*Material to process*:
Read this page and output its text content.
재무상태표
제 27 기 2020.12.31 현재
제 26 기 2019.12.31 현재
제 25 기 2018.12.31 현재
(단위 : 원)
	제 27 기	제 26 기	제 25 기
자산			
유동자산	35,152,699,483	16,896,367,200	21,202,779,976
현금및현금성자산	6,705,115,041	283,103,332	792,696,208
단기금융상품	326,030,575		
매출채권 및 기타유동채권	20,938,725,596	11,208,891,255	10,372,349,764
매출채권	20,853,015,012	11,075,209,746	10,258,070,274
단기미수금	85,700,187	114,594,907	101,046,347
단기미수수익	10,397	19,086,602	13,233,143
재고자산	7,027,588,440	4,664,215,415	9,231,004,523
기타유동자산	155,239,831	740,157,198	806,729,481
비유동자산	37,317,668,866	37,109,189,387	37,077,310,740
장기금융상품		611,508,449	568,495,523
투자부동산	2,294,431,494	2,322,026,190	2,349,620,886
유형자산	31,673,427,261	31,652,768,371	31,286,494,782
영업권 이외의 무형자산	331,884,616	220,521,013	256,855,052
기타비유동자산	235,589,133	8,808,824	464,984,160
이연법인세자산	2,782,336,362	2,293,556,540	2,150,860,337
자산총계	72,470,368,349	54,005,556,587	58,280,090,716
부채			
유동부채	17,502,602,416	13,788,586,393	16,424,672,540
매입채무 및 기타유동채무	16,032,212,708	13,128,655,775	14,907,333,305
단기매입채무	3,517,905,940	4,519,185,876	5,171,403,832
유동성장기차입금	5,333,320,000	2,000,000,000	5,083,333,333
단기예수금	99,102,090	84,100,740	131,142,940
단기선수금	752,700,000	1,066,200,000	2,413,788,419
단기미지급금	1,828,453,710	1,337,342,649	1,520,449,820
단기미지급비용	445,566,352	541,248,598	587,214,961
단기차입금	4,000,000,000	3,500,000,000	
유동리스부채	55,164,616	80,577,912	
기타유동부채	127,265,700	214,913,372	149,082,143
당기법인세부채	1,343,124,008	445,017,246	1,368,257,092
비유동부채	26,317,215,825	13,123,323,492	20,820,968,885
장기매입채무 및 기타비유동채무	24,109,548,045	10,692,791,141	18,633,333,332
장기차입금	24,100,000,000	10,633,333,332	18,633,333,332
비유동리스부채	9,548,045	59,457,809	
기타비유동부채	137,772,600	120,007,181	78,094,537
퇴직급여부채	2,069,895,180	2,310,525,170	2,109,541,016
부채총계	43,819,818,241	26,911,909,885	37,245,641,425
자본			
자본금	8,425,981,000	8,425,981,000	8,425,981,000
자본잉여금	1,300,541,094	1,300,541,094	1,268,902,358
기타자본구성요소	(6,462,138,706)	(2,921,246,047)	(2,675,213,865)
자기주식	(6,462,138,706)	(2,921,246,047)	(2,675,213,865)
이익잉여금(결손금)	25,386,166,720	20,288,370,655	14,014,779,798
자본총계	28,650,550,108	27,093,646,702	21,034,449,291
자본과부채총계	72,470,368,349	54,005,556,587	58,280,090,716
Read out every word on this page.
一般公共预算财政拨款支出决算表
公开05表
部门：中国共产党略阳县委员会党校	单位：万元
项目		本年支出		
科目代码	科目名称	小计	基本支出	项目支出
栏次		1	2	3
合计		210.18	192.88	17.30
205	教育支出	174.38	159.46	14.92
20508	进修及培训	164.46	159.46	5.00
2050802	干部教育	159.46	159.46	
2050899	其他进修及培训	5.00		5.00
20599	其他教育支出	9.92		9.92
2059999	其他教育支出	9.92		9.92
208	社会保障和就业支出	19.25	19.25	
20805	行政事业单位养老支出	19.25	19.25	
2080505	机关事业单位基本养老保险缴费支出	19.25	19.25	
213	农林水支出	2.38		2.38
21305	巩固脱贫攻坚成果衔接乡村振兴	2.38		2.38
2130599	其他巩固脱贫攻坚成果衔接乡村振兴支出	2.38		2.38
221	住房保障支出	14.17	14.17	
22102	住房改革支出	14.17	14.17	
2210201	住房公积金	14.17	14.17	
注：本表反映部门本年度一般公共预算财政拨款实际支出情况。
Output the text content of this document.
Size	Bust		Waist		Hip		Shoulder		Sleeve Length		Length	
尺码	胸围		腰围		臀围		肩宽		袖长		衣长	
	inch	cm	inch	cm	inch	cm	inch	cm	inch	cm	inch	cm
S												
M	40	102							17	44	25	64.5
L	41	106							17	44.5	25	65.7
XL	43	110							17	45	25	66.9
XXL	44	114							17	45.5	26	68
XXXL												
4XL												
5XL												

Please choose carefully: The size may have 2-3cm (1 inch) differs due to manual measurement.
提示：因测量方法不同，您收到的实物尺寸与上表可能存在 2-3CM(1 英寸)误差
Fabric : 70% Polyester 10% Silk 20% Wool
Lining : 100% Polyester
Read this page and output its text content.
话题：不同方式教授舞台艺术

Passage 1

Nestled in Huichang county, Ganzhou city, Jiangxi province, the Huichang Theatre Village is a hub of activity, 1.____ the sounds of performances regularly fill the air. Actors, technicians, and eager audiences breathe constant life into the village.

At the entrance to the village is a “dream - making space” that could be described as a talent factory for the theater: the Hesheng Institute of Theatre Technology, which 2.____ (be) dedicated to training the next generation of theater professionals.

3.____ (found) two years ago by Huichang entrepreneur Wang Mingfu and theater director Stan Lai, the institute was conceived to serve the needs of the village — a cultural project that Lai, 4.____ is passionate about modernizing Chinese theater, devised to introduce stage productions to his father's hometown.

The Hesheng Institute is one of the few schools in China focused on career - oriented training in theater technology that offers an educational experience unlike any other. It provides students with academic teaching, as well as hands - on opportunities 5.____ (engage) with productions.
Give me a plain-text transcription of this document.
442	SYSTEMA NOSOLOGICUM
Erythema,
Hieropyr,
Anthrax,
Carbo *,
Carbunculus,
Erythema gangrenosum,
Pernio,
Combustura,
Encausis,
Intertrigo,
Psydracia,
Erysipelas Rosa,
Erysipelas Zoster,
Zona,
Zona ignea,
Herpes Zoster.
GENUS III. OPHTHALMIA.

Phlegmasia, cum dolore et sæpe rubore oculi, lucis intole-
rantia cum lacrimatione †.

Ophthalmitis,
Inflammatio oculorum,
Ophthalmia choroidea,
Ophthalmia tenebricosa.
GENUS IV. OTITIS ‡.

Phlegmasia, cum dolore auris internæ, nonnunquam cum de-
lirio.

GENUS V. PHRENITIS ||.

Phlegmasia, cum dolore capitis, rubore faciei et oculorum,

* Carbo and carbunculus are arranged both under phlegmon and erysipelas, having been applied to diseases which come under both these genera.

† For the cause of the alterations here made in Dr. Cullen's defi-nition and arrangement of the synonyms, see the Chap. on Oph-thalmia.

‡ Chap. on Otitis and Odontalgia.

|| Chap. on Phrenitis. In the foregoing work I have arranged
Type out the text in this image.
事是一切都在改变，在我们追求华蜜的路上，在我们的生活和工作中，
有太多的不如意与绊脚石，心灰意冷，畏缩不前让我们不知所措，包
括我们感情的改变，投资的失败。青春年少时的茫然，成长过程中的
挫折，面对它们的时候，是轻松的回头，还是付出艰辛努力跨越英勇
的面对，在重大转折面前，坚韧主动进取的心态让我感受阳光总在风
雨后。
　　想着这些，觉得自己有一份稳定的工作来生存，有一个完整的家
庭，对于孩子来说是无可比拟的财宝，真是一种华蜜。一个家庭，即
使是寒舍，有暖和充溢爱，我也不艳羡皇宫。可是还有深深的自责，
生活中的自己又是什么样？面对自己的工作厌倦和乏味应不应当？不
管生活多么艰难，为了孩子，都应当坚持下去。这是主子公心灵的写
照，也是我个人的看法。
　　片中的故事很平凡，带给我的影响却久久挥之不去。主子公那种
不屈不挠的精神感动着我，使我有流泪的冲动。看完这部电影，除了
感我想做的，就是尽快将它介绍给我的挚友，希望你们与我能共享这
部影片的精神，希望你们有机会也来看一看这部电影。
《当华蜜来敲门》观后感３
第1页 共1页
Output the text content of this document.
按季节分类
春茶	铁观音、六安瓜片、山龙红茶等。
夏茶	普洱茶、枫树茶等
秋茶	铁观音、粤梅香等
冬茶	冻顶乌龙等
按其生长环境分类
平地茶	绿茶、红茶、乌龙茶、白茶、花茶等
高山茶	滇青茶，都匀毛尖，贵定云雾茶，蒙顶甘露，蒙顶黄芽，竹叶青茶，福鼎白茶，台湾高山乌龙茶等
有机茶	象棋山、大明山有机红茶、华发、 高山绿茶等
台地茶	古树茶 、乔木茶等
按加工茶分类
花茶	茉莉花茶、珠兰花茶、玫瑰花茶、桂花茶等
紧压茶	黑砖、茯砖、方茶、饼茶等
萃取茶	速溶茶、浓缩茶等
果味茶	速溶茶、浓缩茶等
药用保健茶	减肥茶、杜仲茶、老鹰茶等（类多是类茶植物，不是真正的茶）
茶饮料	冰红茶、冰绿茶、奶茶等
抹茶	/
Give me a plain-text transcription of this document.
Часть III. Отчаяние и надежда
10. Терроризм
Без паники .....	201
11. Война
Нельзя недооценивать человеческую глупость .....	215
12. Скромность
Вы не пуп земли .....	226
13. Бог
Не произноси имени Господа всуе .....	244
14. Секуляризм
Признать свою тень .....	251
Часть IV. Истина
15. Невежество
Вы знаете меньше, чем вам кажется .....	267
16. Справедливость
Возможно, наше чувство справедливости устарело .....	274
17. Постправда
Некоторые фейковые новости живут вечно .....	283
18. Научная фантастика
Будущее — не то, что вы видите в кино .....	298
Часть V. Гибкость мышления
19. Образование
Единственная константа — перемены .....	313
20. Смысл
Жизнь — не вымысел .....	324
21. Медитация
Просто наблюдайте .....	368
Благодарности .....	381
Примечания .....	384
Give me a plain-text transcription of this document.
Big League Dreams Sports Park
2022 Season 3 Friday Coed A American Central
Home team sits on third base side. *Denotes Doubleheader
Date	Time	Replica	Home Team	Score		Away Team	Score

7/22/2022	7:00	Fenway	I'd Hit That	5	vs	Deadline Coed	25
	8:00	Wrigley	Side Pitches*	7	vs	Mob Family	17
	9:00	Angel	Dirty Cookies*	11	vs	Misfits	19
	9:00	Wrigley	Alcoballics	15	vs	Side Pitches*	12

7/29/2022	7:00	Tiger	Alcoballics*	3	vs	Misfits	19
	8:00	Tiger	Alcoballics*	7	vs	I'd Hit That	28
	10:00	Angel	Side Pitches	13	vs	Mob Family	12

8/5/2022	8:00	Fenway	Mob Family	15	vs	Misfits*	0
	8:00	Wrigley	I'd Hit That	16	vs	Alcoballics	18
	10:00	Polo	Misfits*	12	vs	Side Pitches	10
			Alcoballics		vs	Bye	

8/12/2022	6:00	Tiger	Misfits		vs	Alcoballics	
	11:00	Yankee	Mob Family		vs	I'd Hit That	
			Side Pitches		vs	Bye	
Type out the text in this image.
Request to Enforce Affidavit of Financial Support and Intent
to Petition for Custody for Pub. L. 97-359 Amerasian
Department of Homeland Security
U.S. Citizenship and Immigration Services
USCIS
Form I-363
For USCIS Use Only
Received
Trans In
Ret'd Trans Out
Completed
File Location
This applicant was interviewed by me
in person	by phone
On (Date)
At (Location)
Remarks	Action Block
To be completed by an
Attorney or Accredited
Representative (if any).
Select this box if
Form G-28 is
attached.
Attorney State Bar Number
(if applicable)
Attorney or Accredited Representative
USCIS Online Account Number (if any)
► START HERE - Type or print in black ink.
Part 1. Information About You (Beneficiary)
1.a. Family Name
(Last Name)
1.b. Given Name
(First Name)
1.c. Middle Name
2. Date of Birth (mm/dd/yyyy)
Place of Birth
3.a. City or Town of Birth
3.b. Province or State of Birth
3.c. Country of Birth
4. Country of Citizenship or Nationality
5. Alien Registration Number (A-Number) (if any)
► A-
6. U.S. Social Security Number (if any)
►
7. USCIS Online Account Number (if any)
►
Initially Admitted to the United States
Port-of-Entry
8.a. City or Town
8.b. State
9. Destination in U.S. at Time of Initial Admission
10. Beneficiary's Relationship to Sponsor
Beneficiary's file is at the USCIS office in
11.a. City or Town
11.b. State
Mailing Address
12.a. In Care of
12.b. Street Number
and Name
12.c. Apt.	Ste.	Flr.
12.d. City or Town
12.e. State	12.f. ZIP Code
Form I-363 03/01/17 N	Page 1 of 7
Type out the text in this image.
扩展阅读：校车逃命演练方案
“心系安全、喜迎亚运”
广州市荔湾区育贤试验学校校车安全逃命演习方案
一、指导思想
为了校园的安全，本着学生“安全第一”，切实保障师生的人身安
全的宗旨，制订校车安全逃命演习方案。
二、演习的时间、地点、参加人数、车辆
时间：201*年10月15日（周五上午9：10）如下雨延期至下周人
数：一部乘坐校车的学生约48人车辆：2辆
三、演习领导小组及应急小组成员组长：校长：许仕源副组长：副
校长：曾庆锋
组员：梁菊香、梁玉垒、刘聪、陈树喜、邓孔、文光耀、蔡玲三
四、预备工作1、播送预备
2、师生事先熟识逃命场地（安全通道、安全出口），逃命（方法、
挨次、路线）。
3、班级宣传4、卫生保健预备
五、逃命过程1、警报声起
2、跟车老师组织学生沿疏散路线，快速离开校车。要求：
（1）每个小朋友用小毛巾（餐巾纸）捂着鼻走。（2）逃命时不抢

*Work to do*: Gather each line in these records that contains the string "Wrigley".

*Written solution*:
	8:00	Wrigley	Side Pitches*	7	vs	Mob Family	17
	9:00	Wrigley	Alcoballics	15	vs	Side Pitches*	12
	8:00	Wrigley	I'd Hit That	16	vs	Alcoballics	18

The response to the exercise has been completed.